[Brief]:
Transcribe all the entries word for word, skipping the pictures.

[Stored entries]

==========

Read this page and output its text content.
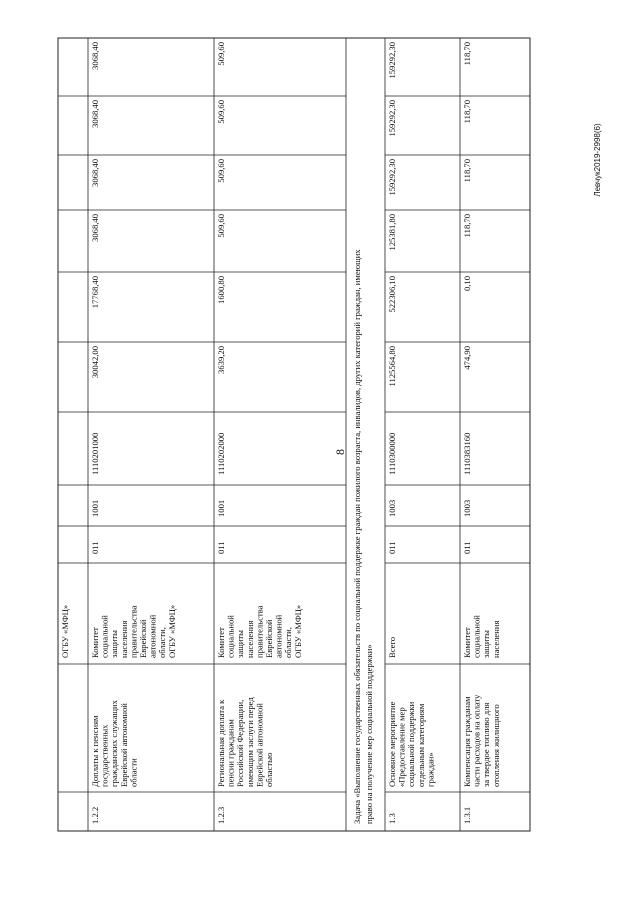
8
Левчук2019-2998(6)
ОГБУ «МФЦ»
1.2.2
Доплаты к пенсиям государственных гражданских служащих Еврейской автономной области
Комитет социальной защиты населения правительства Еврейской автономной области, ОГБУ «МФЦ»
011
1001
1110201000
30042,00
17768,40
3068,40
3068,40
3068,40
3068,40
1.2.3
Региональная доплата к пенсии гражданам Российской Федерации, имеющим заслуги перед Еврейской автономной областью
Комитет социальной защиты населения правительства Еврейской автономной области, ОГБУ «МФЦ»
011
1001
1110202000
3639,20
1600,80
509,60
509,60
509,60
509,60
1.3
Основное мероприятие «Предоставление мер социальной поддержки отдельным категориям граждан»
Всего
011
1003
1110300000
1125564,80
522306,10
125381,80
159292,30
159292,30
159292,30
1.3.1
Компенсация гражданам части расходов на оплату за твердое топливо для отопления жилищного
Комитет социальной защиты населения
011
1003
1110383160
474,90
0,10
118,70
118,70
118,70
118,70
Задача «Выполнение государственных обязательств по социальной поддержке граждан пожилого возраста, инвалидов, других категорий граждан, имеющих право на получение мер социальной поддержки»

==========

[Result below]:
Read this page and output its text content.
8
Левчук2019-2998(6)
ОГБУ «МФЦ»
1.2.2
Доплаты к пенсиям государственных гражданских служащих Еврейской автономной области
Комитет социальной защиты населения правительства Еврейской автономной области, ОГБУ «МФЦ»
011
1001
1110201000
30042,00
17768,40
3068,40
3068,40
3068,40
3068,40
1.2.3
Региональная доплата к пенсии гражданам Российской Федерации, имеющим заслуги перед Еврейской автономной областью
Комитет социальной защиты населения правительства Еврейской автономной области, ОГБУ «МФЦ»
011
1001
1110202000
3639,20
1600,80
509,60
509,60
509,60
509,60
1.3
Основное мероприятие «Предоставление мер социальной поддержки отдельным категориям граждан»
Всего
011
1003
1110300000
1125564,80
522306,10
125381,80
159292,30
159292,30
159292,30
1.3.1
Компенсация гражданам части расходов на оплату за твердое топливо для отопления жилищного
Комитет социальной защиты населения
011
1003
1110383160
474,90
0,10
118,70
118,70
118,70
118,70
Задача «Выполнение государственных обязательств по социальной поддержке граждан пожилого возраста, инвалидов, других категорий граждан, имеющих право на получение мер социальной поддержки»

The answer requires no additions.